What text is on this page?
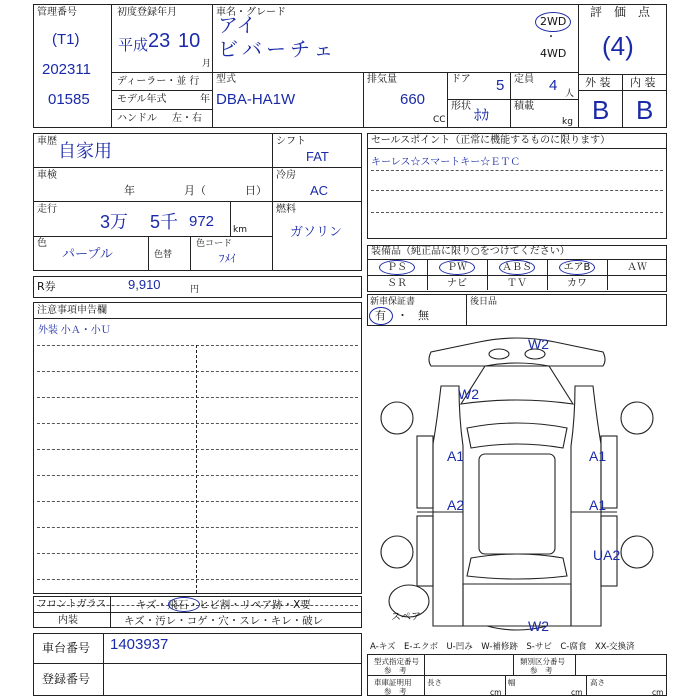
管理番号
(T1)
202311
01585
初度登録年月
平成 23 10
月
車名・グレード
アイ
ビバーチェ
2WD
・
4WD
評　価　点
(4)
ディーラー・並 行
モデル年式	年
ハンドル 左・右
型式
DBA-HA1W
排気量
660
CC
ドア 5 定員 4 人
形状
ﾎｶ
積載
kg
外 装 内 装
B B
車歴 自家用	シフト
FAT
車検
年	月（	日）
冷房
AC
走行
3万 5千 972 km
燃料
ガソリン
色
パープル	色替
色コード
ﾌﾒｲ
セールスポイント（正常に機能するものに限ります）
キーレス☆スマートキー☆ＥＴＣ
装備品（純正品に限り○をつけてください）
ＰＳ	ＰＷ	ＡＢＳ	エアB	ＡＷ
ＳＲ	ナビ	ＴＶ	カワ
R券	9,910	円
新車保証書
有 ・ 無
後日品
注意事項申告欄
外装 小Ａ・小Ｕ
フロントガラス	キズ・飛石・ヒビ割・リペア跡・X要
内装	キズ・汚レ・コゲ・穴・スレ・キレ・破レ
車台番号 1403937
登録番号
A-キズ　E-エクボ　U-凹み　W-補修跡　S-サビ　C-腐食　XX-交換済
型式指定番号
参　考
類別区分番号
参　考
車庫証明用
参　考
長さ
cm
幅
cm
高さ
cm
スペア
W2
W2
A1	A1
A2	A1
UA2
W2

*Exercise description*:
Repeat every record above exactly, but leave out any pictures.

*Output of the exercise*:
What text is on this page?
管理番号
(T1)
202311
01585
初度登録年月
平成 23 10
月
車名・グレード
アイ
ビバーチェ
2WD
・
4WD
評　価　点
(4)
ディーラー・並 行
モデル年式	年
ハンドル 左・右
型式
DBA-HA1W
排気量
660
CC
ドア 5 定員 4 人
形状
ﾎｶ
積載
kg
外 装 内 装
B B
車歴 自家用	シフト
FAT
車検
年	月（	日）
冷房
AC
走行
3万 5千 972 km
燃料
ガソリン
色
パープル	色替
色コード
ﾌﾒｲ
セールスポイント（正常に機能するものに限ります）
キーレス☆スマートキー☆ＥＴＣ
装備品（純正品に限り○をつけてください）
ＰＳ	ＰＷ	ＡＢＳ	エアB	ＡＷ
ＳＲ	ナビ	ＴＶ	カワ
R券	9,910	円
新車保証書
有 ・ 無
後日品
注意事項申告欄
外装 小Ａ・小Ｕ
フロントガラス	キズ・飛石・ヒビ割・リペア跡・X要
内装	キズ・汚レ・コゲ・穴・スレ・キレ・破レ
車台番号 1403937
登録番号
A-キズ　E-エクボ　U-凹み　W-補修跡　S-サビ　C-腐食　XX-交換済
型式指定番号
参　考
類別区分番号
参　考
車庫証明用
参　考
長さ
cm
幅
cm
高さ
cm
スペア
W2
W2
A1	A1
A2	A1
UA2
W2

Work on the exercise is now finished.